- [Job]: All of the data below should be written out exactly.

* START Records *

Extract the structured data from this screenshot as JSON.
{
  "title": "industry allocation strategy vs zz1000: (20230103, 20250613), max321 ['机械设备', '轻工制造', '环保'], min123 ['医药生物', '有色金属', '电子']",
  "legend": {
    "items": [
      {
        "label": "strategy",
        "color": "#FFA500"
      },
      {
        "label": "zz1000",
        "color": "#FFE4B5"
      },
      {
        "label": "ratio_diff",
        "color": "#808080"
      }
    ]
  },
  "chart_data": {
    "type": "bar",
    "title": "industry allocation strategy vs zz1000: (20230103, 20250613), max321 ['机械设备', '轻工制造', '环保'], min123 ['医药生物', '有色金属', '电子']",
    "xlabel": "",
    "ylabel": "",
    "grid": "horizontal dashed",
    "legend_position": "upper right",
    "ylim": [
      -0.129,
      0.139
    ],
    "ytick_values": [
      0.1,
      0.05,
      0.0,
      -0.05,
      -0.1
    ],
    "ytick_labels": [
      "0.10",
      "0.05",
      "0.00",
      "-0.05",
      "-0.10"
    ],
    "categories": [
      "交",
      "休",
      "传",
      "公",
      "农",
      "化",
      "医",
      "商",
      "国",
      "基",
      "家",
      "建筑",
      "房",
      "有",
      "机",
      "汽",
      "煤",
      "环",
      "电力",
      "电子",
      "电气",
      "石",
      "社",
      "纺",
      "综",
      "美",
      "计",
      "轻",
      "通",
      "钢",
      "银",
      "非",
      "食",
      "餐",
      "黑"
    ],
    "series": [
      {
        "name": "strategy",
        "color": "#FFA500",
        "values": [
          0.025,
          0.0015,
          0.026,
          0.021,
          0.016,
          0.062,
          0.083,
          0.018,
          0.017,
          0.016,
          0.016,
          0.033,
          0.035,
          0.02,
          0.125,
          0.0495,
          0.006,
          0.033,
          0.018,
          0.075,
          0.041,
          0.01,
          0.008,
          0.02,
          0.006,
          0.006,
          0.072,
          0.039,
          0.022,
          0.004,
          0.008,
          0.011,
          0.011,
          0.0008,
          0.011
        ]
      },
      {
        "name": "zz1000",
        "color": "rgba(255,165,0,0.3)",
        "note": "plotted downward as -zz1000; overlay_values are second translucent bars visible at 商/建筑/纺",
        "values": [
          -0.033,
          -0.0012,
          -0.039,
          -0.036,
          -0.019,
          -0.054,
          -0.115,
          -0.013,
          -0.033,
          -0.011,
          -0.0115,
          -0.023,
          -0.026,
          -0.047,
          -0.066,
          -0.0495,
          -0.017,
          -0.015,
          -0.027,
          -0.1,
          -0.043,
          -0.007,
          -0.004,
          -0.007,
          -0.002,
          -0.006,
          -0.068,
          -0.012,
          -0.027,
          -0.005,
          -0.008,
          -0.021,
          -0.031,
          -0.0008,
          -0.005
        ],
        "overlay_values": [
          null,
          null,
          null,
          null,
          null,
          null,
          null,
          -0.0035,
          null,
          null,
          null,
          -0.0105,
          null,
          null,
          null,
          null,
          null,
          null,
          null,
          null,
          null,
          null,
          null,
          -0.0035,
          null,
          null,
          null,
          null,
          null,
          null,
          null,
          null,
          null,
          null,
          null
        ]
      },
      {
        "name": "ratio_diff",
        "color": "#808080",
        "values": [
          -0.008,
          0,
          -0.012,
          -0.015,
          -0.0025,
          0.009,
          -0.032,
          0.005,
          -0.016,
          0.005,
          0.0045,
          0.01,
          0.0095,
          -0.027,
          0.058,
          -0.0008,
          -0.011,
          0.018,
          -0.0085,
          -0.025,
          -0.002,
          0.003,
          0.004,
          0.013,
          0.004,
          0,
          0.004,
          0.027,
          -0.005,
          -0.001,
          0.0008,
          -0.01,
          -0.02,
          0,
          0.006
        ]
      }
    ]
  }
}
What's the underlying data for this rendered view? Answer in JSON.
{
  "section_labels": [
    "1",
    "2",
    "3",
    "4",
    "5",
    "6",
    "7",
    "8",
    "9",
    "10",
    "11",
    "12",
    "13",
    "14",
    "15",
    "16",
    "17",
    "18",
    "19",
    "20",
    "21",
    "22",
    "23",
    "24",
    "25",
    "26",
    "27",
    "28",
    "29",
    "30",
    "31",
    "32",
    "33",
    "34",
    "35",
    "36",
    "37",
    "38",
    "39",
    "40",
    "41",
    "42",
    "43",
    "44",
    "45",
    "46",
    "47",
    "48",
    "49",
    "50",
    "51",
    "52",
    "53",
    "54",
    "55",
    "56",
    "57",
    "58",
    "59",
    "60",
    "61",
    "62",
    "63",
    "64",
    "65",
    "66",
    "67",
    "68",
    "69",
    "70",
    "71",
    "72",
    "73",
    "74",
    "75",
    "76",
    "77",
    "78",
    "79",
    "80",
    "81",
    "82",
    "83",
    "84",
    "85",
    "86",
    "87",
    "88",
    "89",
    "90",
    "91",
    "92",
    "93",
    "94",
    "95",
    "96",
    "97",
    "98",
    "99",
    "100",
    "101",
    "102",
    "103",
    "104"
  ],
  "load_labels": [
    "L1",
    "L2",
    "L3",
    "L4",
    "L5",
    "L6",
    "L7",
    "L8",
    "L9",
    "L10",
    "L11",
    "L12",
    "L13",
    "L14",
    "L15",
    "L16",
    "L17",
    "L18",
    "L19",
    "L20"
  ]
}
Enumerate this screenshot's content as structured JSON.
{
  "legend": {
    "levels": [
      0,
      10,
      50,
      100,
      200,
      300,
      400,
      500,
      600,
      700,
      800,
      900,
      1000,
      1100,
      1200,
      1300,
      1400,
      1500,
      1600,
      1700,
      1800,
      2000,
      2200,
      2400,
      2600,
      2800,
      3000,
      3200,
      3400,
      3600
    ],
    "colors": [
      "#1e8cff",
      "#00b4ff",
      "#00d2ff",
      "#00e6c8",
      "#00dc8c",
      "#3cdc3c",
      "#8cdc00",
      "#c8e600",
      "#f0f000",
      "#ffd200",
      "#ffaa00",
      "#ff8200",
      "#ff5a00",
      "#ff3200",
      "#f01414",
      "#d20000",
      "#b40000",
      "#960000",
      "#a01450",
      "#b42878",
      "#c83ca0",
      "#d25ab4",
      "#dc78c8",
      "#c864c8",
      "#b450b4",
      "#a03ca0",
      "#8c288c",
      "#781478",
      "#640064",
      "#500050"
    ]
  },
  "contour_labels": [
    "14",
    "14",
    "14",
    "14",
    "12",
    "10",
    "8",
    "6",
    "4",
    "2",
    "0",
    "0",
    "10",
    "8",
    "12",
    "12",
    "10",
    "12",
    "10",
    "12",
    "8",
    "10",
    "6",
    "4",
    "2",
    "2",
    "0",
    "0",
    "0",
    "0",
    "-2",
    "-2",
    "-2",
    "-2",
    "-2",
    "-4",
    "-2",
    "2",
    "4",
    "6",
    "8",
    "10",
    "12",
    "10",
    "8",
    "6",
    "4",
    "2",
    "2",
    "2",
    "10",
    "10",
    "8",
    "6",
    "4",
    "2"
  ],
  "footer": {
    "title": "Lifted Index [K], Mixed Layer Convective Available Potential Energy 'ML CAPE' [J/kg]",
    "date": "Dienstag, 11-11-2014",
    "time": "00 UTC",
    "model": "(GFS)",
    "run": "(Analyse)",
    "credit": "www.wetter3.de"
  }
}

* END Records *

- [Response below]:
Extract the structured data from this screenshot as JSON.
{
  "title": "industry allocation strategy vs zz1000: (20230103, 20250613), max321 ['机械设备', '轻工制造', '环保'], min123 ['医药生物', '有色金属', '电子']",
  "legend": {
    "items": [
      {
        "label": "strategy",
        "color": "#FFA500"
      },
      {
        "label": "zz1000",
        "color": "#FFE4B5"
      },
      {
        "label": "ratio_diff",
        "color": "#808080"
      }
    ]
  },
  "chart_data": {
    "type": "bar",
    "title": "industry allocation strategy vs zz1000: (20230103, 20250613), max321 ['机械设备', '轻工制造', '环保'], min123 ['医药生物', '有色金属', '电子']",
    "xlabel": "",
    "ylabel": "",
    "grid": "horizontal dashed",
    "legend_position": "upper right",
    "ylim": [
      -0.129,
      0.139
    ],
    "ytick_values": [
      0.1,
      0.05,
      0.0,
      -0.05,
      -0.1
    ],
    "ytick_labels": [
      "0.10",
      "0.05",
      "0.00",
      "-0.05",
      "-0.10"
    ],
    "categories": [
      "交",
      "休",
      "传",
      "公",
      "农",
      "化",
      "医",
      "商",
      "国",
      "基",
      "家",
      "建筑",
      "房",
      "有",
      "机",
      "汽",
      "煤",
      "环",
      "电力",
      "电子",
      "电气",
      "石",
      "社",
      "纺",
      "综",
      "美",
      "计",
      "轻",
      "通",
      "钢",
      "银",
      "非",
      "食",
      "餐",
      "黑"
    ],
    "series": [
      {
        "name": "strategy",
        "color": "#FFA500",
        "values": [
          0.025,
          0.0015,
          0.026,
          0.021,
          0.016,
          0.062,
          0.083,
          0.018,
          0.017,
          0.016,
          0.016,
          0.033,
          0.035,
          0.02,
          0.125,
          0.0495,
          0.006,
          0.033,
          0.018,
          0.075,
          0.041,
          0.01,
          0.008,
          0.02,
          0.006,
          0.006,
          0.072,
          0.039,
          0.022,
          0.004,
          0.008,
          0.011,
          0.011,
          0.0008,
          0.011
        ]
      },
      {
        "name": "zz1000",
        "color": "rgba(255,165,0,0.3)",
        "note": "plotted downward as -zz1000; overlay_values are second translucent bars visible at 商/建筑/纺",
        "values": [
          -0.033,
          -0.0012,
          -0.039,
          -0.036,
          -0.019,
          -0.054,
          -0.115,
          -0.013,
          -0.033,
          -0.011,
          -0.0115,
          -0.023,
          -0.026,
          -0.047,
          -0.066,
          -0.0495,
          -0.017,
          -0.015,
          -0.027,
          -0.1,
          -0.043,
          -0.007,
          -0.004,
          -0.007,
          -0.002,
          -0.006,
          -0.068,
          -0.012,
          -0.027,
          -0.005,
          -0.008,
          -0.021,
          -0.031,
          -0.0008,
          -0.005
        ],
        "overlay_values": [
          null,
          null,
          null,
          null,
          null,
          null,
          null,
          -0.0035,
          null,
          null,
          null,
          -0.0105,
          null,
          null,
          null,
          null,
          null,
          null,
          null,
          null,
          null,
          null,
          null,
          -0.0035,
          null,
          null,
          null,
          null,
          null,
          null,
          null,
          null,
          null,
          null,
          null
        ]
      },
      {
        "name": "ratio_diff",
        "color": "#808080",
        "values": [
          -0.008,
          0,
          -0.012,
          -0.015,
          -0.0025,
          0.009,
          -0.032,
          0.005,
          -0.016,
          0.005,
          0.0045,
          0.01,
          0.0095,
          -0.027,
          0.058,
          -0.0008,
          -0.011,
          0.018,
          -0.0085,
          -0.025,
          -0.002,
          0.003,
          0.004,
          0.013,
          0.004,
          0,
          0.004,
          0.027,
          -0.005,
          -0.001,
          0.0008,
          -0.01,
          -0.02,
          0,
          0.006
        ]
      }
    ]
  }
}
What's the underlying data for this rendered view? Answer in JSON.
{
  "section_labels": [
    "1",
    "2",
    "3",
    "4",
    "5",
    "6",
    "7",
    "8",
    "9",
    "10",
    "11",
    "12",
    "13",
    "14",
    "15",
    "16",
    "17",
    "18",
    "19",
    "20",
    "21",
    "22",
    "23",
    "24",
    "25",
    "26",
    "27",
    "28",
    "29",
    "30",
    "31",
    "32",
    "33",
    "34",
    "35",
    "36",
    "37",
    "38",
    "39",
    "40",
    "41",
    "42",
    "43",
    "44",
    "45",
    "46",
    "47",
    "48",
    "49",
    "50",
    "51",
    "52",
    "53",
    "54",
    "55",
    "56",
    "57",
    "58",
    "59",
    "60",
    "61",
    "62",
    "63",
    "64",
    "65",
    "66",
    "67",
    "68",
    "69",
    "70",
    "71",
    "72",
    "73",
    "74",
    "75",
    "76",
    "77",
    "78",
    "79",
    "80",
    "81",
    "82",
    "83",
    "84",
    "85",
    "86",
    "87",
    "88",
    "89",
    "90",
    "91",
    "92",
    "93",
    "94",
    "95",
    "96",
    "97",
    "98",
    "99",
    "100",
    "101",
    "102",
    "103",
    "104"
  ],
  "load_labels": [
    "L1",
    "L2",
    "L3",
    "L4",
    "L5",
    "L6",
    "L7",
    "L8",
    "L9",
    "L10",
    "L11",
    "L12",
    "L13",
    "L14",
    "L15",
    "L16",
    "L17",
    "L18",
    "L19",
    "L20"
  ]
}
Enumerate this screenshot's content as structured JSON.
{
  "legend": {
    "levels": [
      0,
      10,
      50,
      100,
      200,
      300,
      400,
      500,
      600,
      700,
      800,
      900,
      1000,
      1100,
      1200,
      1300,
      1400,
      1500,
      1600,
      1700,
      1800,
      2000,
      2200,
      2400,
      2600,
      2800,
      3000,
      3200,
      3400,
      3600
    ],
    "colors": [
      "#1e8cff",
      "#00b4ff",
      "#00d2ff",
      "#00e6c8",
      "#00dc8c",
      "#3cdc3c",
      "#8cdc00",
      "#c8e600",
      "#f0f000",
      "#ffd200",
      "#ffaa00",
      "#ff8200",
      "#ff5a00",
      "#ff3200",
      "#f01414",
      "#d20000",
      "#b40000",
      "#960000",
      "#a01450",
      "#b42878",
      "#c83ca0",
      "#d25ab4",
      "#dc78c8",
      "#c864c8",
      "#b450b4",
      "#a03ca0",
      "#8c288c",
      "#781478",
      "#640064",
      "#500050"
    ]
  },
  "contour_labels": [
    "14",
    "14",
    "14",
    "14",
    "12",
    "10",
    "8",
    "6",
    "4",
    "2",
    "0",
    "0",
    "10",
    "8",
    "12",
    "12",
    "10",
    "12",
    "10",
    "12",
    "8",
    "10",
    "6",
    "4",
    "2",
    "2",
    "0",
    "0",
    "0",
    "0",
    "-2",
    "-2",
    "-2",
    "-2",
    "-2",
    "-4",
    "-2",
    "2",
    "4",
    "6",
    "8",
    "10",
    "12",
    "10",
    "8",
    "6",
    "4",
    "2",
    "2",
    "2",
    "10",
    "10",
    "8",
    "6",
    "4",
    "2"
  ],
  "footer": {
    "title": "Lifted Index [K], Mixed Layer Convective Available Potential Energy 'ML CAPE' [J/kg]",
    "date": "Dienstag, 11-11-2014",
    "time": "00 UTC",
    "model": "(GFS)",
    "run": "(Analyse)",
    "credit": "www.wetter3.de"
  }
}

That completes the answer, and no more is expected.